◆ To be done ◆
Search the entries below. Return every line that has "checked" in it.

◆ Stored data ◆
========================================================================
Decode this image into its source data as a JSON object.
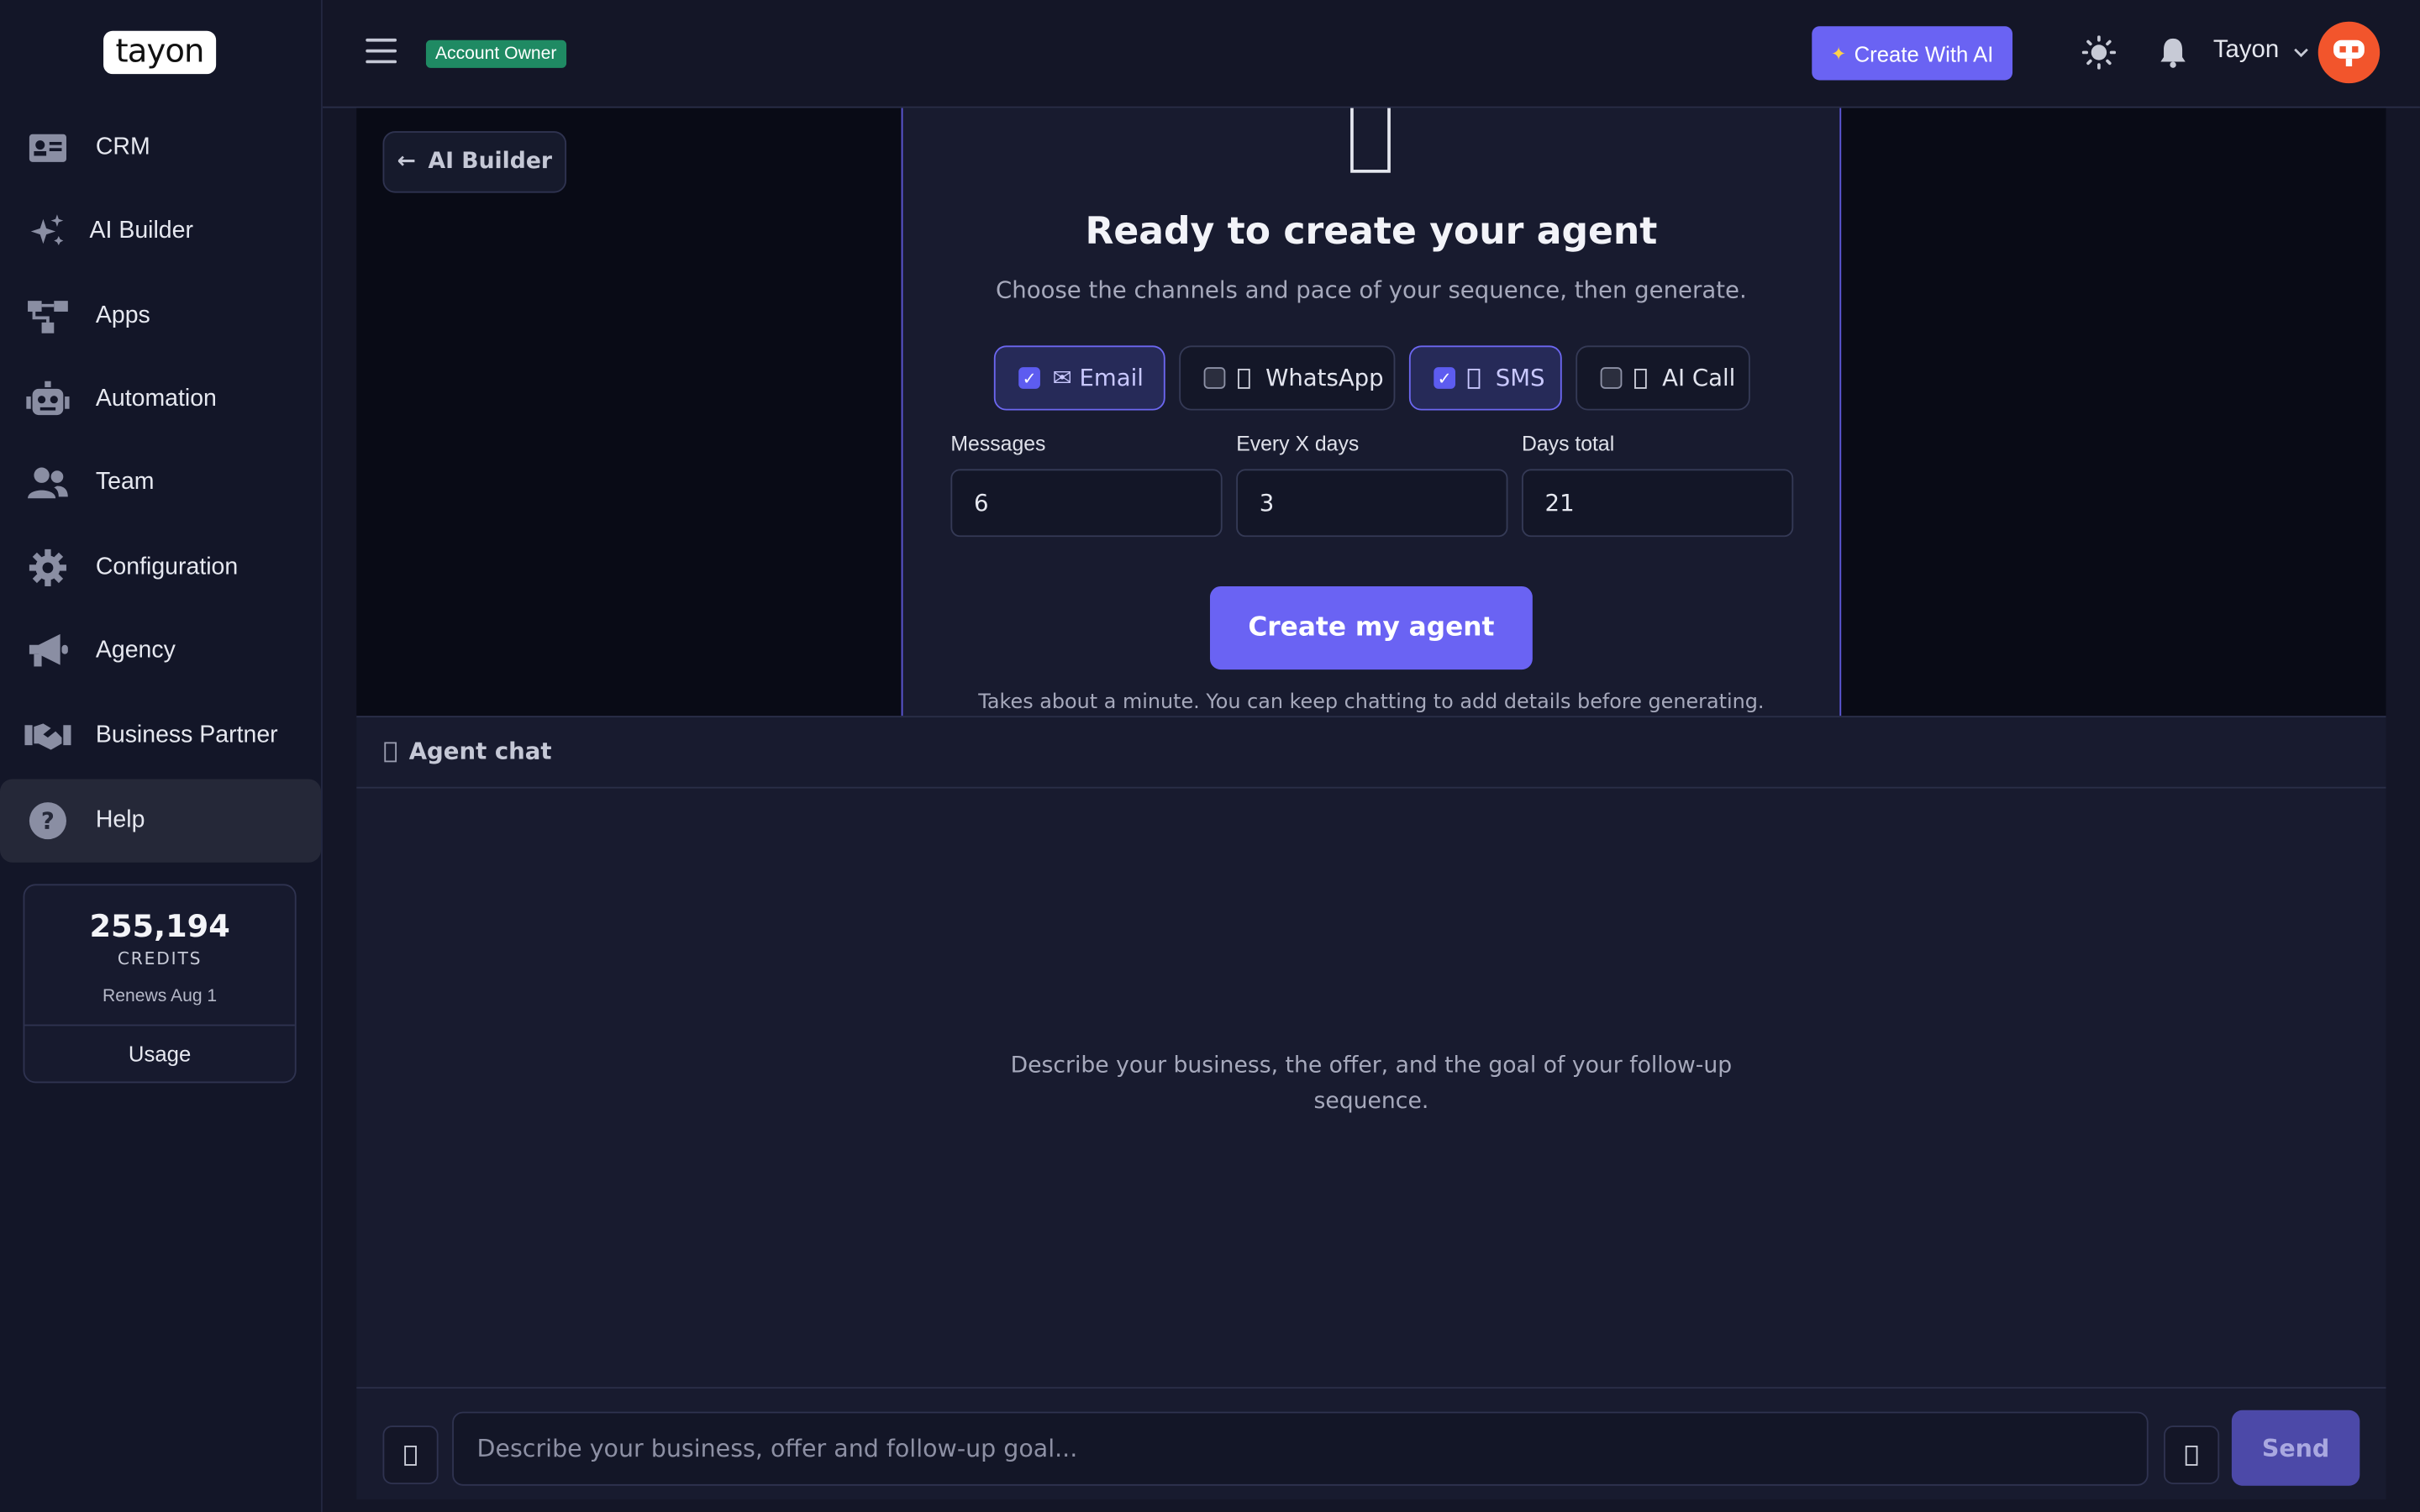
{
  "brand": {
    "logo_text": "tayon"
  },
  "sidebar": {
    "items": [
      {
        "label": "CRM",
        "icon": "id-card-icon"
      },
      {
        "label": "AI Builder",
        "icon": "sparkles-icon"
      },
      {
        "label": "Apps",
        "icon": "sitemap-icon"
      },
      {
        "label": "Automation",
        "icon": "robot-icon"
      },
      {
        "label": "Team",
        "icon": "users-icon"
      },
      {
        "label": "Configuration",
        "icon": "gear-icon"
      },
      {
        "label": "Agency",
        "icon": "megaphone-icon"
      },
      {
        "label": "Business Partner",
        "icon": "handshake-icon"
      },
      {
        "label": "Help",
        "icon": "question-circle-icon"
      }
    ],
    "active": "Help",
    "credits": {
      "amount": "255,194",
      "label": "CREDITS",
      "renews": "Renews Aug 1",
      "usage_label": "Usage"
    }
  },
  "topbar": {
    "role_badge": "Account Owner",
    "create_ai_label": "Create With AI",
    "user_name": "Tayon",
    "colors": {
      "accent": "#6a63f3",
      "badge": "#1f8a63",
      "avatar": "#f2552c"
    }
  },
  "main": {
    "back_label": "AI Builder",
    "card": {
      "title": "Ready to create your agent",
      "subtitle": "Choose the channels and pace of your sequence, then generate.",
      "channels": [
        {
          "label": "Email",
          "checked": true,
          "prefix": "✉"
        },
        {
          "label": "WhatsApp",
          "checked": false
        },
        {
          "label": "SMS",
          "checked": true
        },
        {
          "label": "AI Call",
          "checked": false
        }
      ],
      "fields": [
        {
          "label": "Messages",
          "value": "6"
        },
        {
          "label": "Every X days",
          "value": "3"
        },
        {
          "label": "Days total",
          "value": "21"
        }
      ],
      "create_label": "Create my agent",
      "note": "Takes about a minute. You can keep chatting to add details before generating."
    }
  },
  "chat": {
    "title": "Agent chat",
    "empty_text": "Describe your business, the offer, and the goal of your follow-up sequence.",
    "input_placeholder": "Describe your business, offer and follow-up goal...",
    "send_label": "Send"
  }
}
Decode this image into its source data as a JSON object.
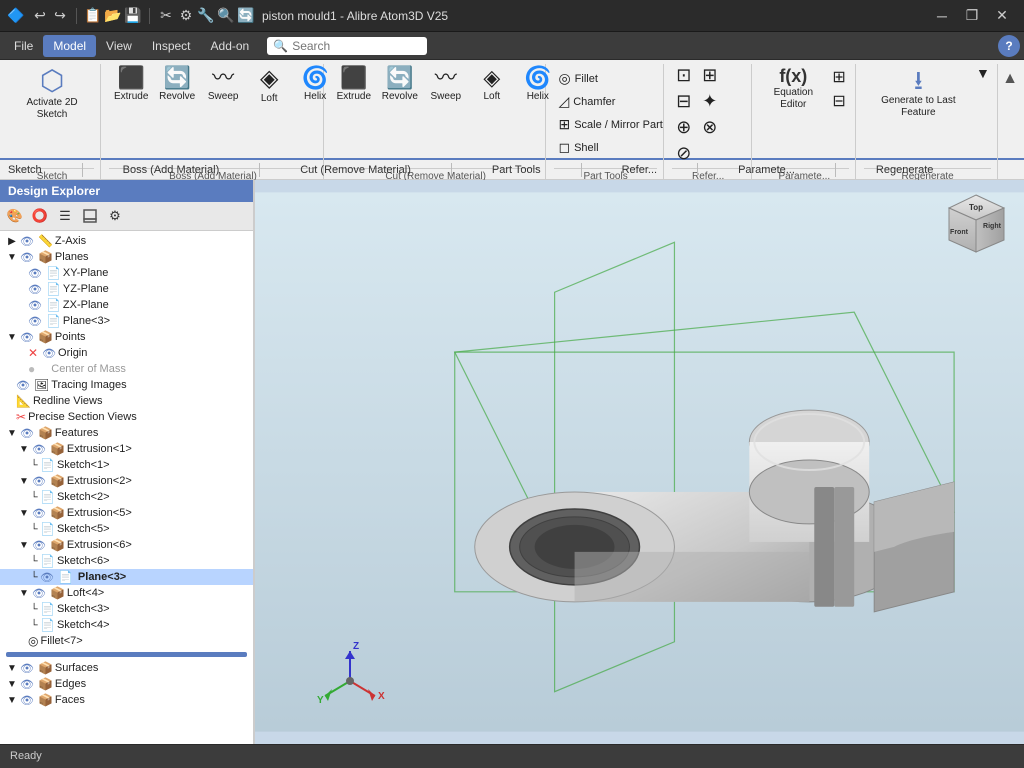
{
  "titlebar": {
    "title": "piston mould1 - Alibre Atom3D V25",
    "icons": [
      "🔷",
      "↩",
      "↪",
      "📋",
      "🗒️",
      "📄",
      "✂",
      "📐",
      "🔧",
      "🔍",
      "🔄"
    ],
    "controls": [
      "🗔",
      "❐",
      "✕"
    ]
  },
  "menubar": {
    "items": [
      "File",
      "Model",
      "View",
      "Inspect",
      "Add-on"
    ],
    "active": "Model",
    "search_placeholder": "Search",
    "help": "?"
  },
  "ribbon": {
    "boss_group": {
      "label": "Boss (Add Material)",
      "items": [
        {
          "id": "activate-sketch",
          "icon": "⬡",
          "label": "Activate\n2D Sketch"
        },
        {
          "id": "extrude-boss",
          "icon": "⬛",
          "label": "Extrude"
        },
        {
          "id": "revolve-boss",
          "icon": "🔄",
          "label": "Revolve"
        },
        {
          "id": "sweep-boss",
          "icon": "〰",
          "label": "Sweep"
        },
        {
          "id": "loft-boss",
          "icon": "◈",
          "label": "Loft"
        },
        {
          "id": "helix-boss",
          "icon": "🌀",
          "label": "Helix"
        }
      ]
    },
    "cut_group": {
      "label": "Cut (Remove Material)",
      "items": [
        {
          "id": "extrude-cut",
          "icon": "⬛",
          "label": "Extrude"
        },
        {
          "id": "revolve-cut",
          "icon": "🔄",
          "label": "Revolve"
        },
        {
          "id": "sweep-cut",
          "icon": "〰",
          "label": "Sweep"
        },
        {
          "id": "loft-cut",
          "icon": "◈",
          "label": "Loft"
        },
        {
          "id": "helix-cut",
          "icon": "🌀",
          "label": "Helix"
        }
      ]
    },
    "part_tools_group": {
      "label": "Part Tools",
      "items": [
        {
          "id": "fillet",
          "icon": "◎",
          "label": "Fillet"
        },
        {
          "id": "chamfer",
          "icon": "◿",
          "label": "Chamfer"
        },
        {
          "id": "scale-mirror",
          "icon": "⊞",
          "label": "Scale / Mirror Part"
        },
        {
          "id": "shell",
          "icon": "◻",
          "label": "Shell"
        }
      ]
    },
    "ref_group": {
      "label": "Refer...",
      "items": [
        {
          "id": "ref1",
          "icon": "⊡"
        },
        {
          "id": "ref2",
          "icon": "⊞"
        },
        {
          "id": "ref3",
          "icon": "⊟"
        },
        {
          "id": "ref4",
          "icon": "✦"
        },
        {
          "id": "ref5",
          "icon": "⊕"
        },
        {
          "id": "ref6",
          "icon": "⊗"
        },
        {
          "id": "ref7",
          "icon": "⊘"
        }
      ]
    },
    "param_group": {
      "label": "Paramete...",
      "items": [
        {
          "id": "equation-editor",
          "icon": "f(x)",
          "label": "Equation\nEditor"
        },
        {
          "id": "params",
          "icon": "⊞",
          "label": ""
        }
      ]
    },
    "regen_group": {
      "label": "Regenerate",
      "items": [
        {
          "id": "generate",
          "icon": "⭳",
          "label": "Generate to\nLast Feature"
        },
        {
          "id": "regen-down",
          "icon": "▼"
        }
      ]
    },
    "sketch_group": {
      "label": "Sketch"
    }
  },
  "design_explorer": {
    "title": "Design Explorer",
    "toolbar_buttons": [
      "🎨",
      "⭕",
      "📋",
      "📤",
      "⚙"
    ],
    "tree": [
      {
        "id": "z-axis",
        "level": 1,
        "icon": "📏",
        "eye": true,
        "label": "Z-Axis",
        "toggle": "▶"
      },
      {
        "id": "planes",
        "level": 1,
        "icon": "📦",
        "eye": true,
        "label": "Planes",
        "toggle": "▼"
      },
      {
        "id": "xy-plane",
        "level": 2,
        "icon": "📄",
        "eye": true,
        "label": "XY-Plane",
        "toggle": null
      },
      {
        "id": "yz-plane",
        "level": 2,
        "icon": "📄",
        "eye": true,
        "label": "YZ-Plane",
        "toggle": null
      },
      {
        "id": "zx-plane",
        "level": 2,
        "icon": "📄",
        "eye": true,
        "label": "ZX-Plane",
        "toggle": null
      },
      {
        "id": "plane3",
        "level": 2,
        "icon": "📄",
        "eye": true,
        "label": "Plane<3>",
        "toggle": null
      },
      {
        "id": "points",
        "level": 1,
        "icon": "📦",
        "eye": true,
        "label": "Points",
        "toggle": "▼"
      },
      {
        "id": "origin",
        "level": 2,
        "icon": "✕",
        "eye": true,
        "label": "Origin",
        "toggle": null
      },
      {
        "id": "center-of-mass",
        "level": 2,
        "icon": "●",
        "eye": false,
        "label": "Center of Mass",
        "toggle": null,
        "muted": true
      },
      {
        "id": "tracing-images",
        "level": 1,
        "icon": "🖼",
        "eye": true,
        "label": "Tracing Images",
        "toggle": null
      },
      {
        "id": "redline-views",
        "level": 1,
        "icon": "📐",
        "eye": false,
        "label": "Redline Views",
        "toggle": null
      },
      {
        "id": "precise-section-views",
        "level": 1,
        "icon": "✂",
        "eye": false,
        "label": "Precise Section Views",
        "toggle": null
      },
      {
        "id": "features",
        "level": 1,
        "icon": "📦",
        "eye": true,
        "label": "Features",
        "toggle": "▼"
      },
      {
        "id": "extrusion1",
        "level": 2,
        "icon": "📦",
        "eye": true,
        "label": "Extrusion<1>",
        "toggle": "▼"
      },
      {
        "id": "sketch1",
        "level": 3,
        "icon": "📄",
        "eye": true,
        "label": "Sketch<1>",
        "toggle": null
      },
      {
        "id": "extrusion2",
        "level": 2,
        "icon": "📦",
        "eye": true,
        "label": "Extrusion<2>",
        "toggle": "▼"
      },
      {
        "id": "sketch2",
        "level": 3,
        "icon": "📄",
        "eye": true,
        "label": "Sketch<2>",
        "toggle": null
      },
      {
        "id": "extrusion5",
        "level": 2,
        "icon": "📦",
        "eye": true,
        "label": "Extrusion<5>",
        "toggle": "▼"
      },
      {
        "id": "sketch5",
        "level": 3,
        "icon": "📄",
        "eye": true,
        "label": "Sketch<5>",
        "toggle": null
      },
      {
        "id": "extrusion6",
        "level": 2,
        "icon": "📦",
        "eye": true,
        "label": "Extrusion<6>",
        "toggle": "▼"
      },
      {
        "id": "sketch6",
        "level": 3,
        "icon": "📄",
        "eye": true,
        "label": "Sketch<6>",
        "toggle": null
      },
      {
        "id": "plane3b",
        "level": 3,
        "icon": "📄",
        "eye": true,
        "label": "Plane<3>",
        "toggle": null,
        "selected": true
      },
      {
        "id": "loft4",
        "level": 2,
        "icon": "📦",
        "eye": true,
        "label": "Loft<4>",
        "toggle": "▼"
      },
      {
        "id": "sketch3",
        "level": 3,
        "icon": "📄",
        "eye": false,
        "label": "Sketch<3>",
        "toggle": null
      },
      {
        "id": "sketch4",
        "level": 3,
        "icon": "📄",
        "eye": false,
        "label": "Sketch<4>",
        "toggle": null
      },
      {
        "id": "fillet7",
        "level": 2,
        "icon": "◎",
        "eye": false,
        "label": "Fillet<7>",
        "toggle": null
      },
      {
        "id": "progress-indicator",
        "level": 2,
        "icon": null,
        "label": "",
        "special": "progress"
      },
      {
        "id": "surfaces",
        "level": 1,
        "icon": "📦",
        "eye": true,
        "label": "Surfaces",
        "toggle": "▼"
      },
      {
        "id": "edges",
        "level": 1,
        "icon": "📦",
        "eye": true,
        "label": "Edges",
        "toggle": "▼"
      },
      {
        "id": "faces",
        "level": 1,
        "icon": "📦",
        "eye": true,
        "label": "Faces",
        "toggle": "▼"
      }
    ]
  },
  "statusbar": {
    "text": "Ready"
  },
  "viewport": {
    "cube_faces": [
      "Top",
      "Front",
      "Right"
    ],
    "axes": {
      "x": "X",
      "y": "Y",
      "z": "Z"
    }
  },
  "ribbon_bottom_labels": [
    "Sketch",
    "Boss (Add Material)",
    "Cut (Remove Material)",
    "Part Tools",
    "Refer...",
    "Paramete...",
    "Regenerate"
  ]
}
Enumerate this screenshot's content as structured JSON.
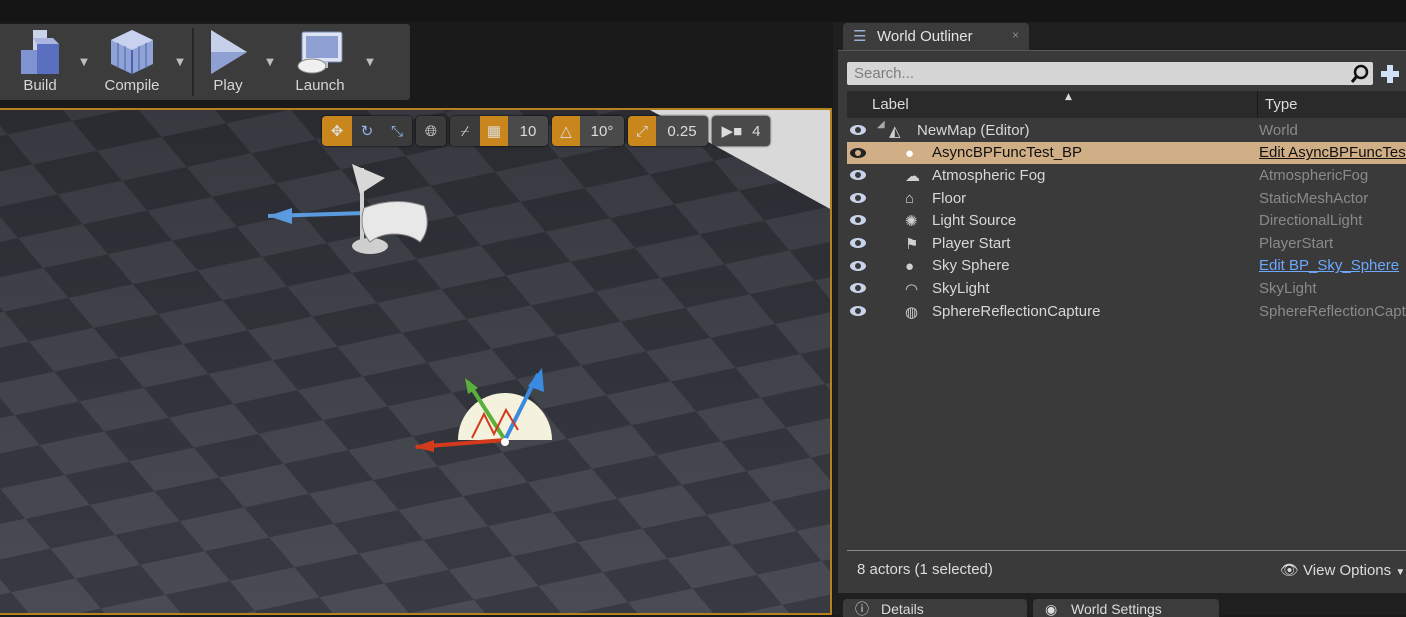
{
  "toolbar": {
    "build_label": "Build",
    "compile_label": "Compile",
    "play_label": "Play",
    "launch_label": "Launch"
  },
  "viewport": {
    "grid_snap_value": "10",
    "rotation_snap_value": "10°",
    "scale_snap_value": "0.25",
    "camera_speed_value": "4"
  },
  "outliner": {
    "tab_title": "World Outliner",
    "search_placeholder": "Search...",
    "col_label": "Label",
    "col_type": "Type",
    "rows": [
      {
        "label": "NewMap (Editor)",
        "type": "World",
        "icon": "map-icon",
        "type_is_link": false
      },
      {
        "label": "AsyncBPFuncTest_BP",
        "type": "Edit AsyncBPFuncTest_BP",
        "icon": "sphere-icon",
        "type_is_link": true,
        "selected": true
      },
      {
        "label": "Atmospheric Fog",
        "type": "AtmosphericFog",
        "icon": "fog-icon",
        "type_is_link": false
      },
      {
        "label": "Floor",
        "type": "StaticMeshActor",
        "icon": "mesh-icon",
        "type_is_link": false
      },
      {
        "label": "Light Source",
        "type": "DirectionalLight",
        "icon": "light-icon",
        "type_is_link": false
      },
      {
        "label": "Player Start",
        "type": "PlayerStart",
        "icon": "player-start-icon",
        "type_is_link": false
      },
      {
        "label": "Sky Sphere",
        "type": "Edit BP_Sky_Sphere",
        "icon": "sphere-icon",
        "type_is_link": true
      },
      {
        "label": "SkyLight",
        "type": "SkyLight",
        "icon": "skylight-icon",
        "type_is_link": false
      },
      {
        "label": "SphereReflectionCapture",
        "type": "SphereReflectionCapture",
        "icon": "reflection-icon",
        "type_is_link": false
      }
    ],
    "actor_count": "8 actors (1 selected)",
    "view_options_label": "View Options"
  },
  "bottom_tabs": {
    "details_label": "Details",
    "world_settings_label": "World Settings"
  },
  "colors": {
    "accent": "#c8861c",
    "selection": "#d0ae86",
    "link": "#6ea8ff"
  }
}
========================================================================
◆ Answer below ◆
          "checked": true,
          "checked": false
          "checked": true
          "checked": false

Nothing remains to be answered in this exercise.